══ DATA FOR THE TASK ══

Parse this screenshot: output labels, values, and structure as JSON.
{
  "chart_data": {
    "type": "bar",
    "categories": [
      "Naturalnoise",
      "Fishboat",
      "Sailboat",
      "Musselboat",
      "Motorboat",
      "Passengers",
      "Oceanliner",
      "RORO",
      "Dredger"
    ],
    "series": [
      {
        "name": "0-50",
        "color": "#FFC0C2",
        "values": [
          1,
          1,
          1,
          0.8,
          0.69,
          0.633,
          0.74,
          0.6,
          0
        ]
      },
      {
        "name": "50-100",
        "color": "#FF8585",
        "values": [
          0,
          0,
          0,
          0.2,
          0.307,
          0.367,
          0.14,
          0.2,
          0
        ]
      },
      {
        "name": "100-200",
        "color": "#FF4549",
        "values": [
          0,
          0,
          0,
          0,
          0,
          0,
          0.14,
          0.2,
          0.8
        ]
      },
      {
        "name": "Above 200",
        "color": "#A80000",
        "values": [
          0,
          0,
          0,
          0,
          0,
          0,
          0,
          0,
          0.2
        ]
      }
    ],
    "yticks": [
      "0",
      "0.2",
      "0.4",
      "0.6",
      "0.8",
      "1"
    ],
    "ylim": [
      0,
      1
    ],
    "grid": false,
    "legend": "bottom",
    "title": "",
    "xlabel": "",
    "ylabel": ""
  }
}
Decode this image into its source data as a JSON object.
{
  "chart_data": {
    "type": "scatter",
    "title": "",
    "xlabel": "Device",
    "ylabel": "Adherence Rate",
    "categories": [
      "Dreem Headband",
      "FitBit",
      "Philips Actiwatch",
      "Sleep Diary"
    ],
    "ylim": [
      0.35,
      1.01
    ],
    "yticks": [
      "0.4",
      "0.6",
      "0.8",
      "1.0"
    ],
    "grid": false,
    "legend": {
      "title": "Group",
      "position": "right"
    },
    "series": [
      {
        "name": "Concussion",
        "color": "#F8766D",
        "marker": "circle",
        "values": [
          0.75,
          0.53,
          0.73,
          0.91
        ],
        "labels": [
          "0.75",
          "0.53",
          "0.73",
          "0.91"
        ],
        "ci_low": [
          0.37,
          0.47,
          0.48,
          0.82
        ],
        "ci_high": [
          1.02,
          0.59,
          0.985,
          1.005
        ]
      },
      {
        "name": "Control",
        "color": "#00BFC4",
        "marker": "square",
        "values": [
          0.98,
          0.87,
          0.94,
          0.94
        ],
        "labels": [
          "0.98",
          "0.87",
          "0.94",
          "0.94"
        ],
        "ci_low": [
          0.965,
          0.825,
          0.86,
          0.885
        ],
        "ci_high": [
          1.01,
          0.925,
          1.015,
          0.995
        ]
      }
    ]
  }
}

═══

TASK TO CARRY OUT » Return each line of the data exactly as written above.

FULL RESPONSE »
Parse this screenshot: output labels, values, and structure as JSON.
{
  "chart_data": {
    "type": "bar",
    "categories": [
      "Naturalnoise",
      "Fishboat",
      "Sailboat",
      "Musselboat",
      "Motorboat",
      "Passengers",
      "Oceanliner",
      "RORO",
      "Dredger"
    ],
    "series": [
      {
        "name": "0-50",
        "color": "#FFC0C2",
        "values": [
          1,
          1,
          1,
          0.8,
          0.69,
          0.633,
          0.74,
          0.6,
          0
        ]
      },
      {
        "name": "50-100",
        "color": "#FF8585",
        "values": [
          0,
          0,
          0,
          0.2,
          0.307,
          0.367,
          0.14,
          0.2,
          0
        ]
      },
      {
        "name": "100-200",
        "color": "#FF4549",
        "values": [
          0,
          0,
          0,
          0,
          0,
          0,
          0.14,
          0.2,
          0.8
        ]
      },
      {
        "name": "Above 200",
        "color": "#A80000",
        "values": [
          0,
          0,
          0,
          0,
          0,
          0,
          0,
          0,
          0.2
        ]
      }
    ],
    "yticks": [
      "0",
      "0.2",
      "0.4",
      "0.6",
      "0.8",
      "1"
    ],
    "ylim": [
      0,
      1
    ],
    "grid": false,
    "legend": "bottom",
    "title": "",
    "xlabel": "",
    "ylabel": ""
  }
}
Decode this image into its source data as a JSON object.
{
  "chart_data": {
    "type": "scatter",
    "title": "",
    "xlabel": "Device",
    "ylabel": "Adherence Rate",
    "categories": [
      "Dreem Headband",
      "FitBit",
      "Philips Actiwatch",
      "Sleep Diary"
    ],
    "ylim": [
      0.35,
      1.01
    ],
    "yticks": [
      "0.4",
      "0.6",
      "0.8",
      "1.0"
    ],
    "grid": false,
    "legend": {
      "title": "Group",
      "position": "right"
    },
    "series": [
      {
        "name": "Concussion",
        "color": "#F8766D",
        "marker": "circle",
        "values": [
          0.75,
          0.53,
          0.73,
          0.91
        ],
        "labels": [
          "0.75",
          "0.53",
          "0.73",
          "0.91"
        ],
        "ci_low": [
          0.37,
          0.47,
          0.48,
          0.82
        ],
        "ci_high": [
          1.02,
          0.59,
          0.985,
          1.005
        ]
      },
      {
        "name": "Control",
        "color": "#00BFC4",
        "marker": "square",
        "values": [
          0.98,
          0.87,
          0.94,
          0.94
        ],
        "labels": [
          "0.98",
          "0.87",
          "0.94",
          "0.94"
        ],
        "ci_low": [
          0.965,
          0.825,
          0.86,
          0.885
        ],
        "ci_high": [
          1.01,
          0.925,
          1.015,
          0.995
        ]
      }
    ]
  }
}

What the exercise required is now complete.